Wherever the string "type" occurs in a line of these records, report that line.

Data listing start

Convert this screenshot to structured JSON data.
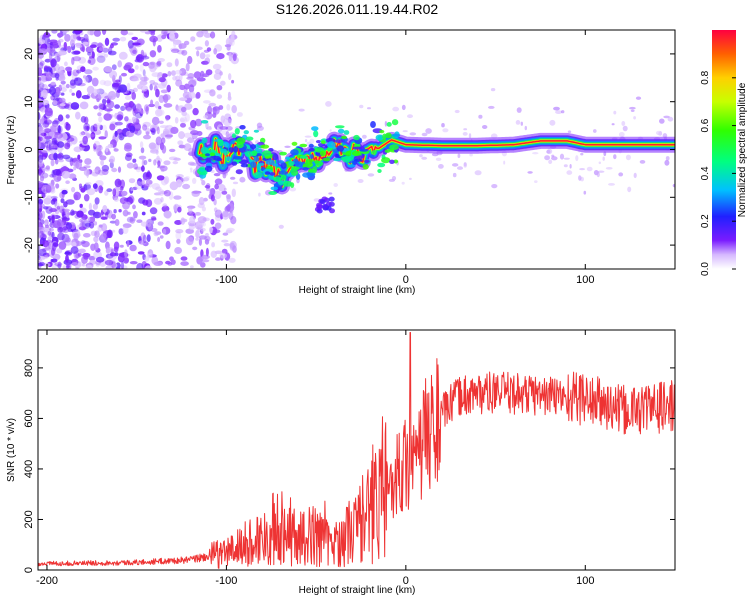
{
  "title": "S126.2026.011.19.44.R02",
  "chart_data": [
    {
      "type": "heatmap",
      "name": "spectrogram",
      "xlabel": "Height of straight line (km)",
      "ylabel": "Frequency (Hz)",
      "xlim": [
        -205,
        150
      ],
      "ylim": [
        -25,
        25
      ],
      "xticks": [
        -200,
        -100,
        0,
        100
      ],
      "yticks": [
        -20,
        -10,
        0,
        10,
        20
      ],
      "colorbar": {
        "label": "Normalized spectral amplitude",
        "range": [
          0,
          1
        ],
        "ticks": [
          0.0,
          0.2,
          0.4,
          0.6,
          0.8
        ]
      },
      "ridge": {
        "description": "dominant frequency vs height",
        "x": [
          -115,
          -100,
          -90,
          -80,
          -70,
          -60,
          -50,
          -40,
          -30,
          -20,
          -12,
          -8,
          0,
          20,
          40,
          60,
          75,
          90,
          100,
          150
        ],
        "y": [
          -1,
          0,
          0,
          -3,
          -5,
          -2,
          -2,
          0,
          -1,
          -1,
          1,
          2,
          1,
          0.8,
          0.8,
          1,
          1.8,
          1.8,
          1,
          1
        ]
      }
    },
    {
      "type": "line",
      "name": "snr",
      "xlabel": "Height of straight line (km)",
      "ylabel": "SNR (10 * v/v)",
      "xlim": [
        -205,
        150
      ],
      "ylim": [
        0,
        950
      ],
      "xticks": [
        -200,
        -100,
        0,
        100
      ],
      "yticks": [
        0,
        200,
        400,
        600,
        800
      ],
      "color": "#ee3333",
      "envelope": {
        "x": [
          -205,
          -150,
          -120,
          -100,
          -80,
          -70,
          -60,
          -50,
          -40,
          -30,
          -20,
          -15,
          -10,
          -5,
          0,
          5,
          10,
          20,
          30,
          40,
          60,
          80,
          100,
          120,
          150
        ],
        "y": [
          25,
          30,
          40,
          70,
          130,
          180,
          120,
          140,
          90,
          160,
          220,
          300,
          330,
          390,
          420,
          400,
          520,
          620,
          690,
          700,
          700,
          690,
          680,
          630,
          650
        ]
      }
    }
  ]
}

Data listing end
Data listing start

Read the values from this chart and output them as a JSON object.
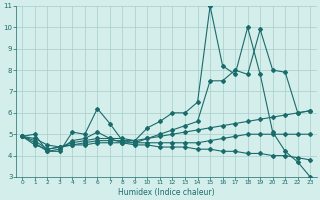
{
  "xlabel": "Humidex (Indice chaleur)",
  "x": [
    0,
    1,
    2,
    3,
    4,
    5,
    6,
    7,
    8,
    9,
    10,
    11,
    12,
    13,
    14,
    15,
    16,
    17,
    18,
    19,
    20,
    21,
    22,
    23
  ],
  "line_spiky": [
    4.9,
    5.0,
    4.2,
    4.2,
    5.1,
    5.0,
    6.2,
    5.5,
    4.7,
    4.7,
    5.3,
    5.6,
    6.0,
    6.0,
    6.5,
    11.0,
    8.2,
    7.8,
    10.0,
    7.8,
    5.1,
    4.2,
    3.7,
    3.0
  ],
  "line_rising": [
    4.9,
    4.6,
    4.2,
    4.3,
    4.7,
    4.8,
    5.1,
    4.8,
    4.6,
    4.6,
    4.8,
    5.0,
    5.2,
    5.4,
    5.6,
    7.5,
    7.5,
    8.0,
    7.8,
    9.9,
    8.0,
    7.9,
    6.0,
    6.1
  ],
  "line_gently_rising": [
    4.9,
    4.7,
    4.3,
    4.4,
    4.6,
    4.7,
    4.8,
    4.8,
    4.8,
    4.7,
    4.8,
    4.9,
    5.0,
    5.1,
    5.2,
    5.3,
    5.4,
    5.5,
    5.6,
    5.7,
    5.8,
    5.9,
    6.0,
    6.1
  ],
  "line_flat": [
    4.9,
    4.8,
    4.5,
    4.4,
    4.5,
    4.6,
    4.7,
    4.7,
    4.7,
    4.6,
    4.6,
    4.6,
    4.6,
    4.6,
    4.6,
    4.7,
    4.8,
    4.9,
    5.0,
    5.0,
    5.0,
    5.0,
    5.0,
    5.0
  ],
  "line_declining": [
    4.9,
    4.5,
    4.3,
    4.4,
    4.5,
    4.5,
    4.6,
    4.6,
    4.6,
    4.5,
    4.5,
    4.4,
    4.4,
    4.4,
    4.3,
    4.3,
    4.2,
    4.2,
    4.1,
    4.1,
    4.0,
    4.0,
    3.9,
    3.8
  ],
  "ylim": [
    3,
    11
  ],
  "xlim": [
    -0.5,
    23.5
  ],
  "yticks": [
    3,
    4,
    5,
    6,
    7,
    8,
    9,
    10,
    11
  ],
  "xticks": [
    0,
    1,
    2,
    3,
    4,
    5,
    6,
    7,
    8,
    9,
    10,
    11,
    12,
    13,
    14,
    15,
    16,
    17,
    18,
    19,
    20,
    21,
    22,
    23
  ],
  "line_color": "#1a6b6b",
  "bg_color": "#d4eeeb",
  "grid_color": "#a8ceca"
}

Data listing end
Data listing start

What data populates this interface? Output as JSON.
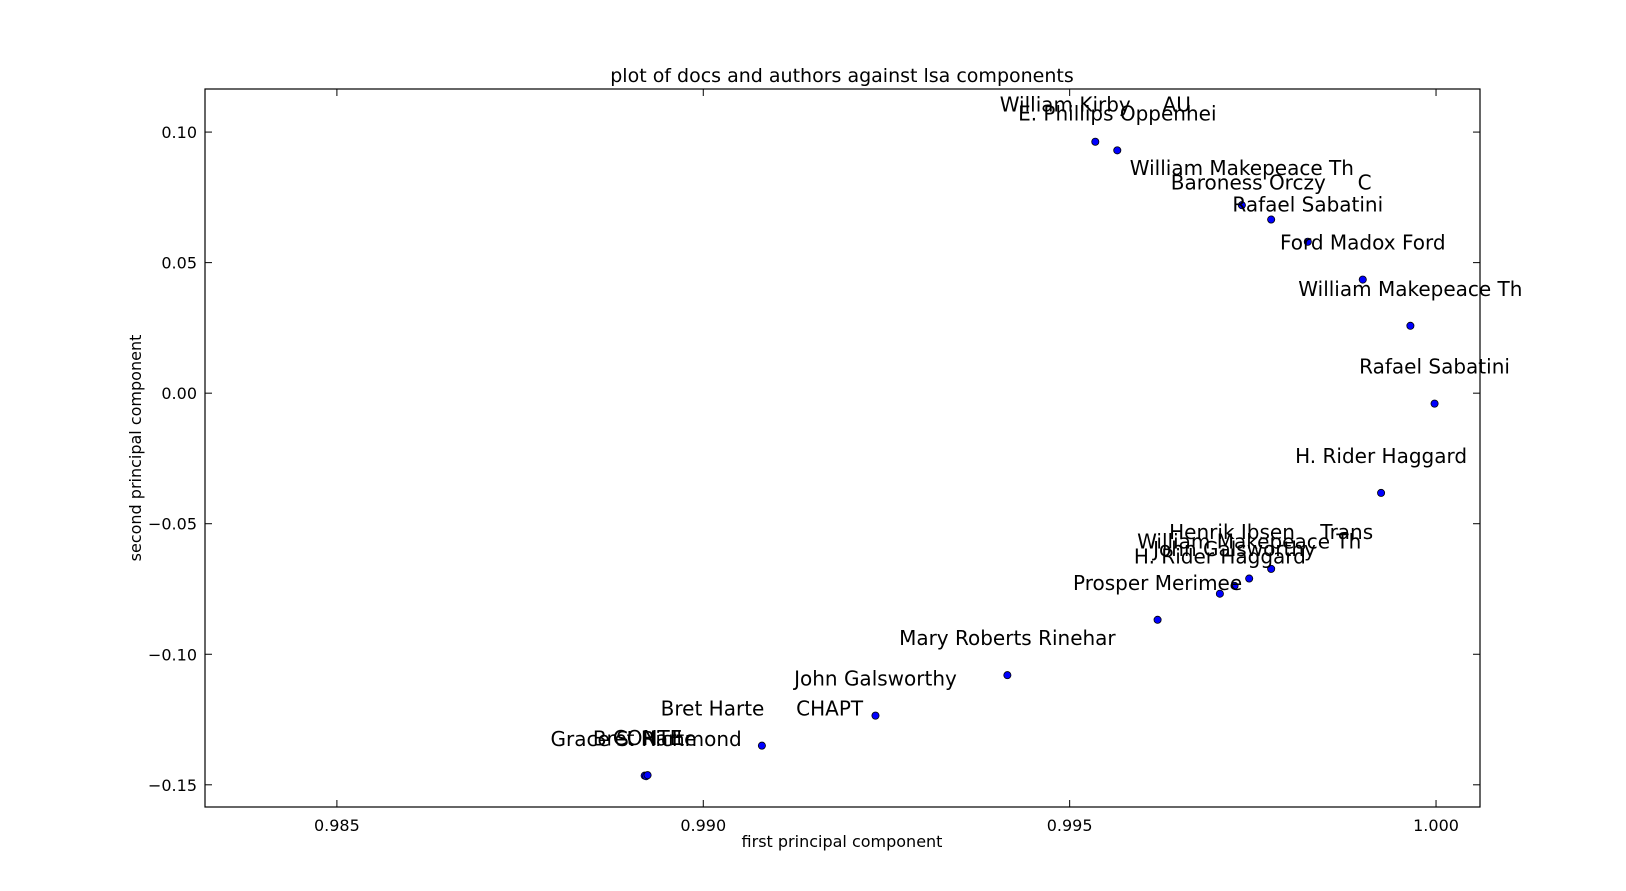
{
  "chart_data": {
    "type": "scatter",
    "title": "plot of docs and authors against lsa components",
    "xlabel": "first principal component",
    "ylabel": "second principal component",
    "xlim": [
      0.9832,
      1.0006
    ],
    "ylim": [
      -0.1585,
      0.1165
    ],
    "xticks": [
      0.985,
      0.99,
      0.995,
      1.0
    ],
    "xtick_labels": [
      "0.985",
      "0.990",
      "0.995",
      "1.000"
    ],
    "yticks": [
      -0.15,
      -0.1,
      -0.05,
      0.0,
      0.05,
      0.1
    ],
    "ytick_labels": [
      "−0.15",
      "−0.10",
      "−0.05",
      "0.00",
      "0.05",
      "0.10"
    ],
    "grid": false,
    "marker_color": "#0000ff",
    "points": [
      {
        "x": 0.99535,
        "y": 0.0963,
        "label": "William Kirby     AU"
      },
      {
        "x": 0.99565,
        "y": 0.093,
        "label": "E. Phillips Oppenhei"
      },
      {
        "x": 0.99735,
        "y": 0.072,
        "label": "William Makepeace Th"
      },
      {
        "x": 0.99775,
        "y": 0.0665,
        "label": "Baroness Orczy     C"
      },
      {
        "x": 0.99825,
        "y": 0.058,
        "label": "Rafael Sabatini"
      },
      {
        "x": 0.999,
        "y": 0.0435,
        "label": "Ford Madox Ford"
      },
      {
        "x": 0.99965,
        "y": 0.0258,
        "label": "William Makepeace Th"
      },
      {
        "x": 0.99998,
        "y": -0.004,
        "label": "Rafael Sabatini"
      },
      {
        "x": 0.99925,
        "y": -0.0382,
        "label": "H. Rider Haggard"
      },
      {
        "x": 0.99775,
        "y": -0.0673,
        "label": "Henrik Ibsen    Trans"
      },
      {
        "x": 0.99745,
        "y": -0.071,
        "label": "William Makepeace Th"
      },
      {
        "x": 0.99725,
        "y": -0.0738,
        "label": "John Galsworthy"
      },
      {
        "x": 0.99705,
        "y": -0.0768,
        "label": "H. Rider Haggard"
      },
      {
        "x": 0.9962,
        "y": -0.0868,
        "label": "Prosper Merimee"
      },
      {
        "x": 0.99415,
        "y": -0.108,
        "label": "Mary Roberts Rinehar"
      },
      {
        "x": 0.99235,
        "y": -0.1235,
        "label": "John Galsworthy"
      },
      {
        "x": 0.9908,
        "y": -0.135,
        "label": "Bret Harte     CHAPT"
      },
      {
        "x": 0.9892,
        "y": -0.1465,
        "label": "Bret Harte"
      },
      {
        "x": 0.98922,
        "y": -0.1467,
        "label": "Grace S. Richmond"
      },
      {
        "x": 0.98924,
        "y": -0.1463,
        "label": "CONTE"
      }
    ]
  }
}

Data listing end

## Answer to this problem
      "type": "heatmap",
      "type": "line",
    "type": "scatter",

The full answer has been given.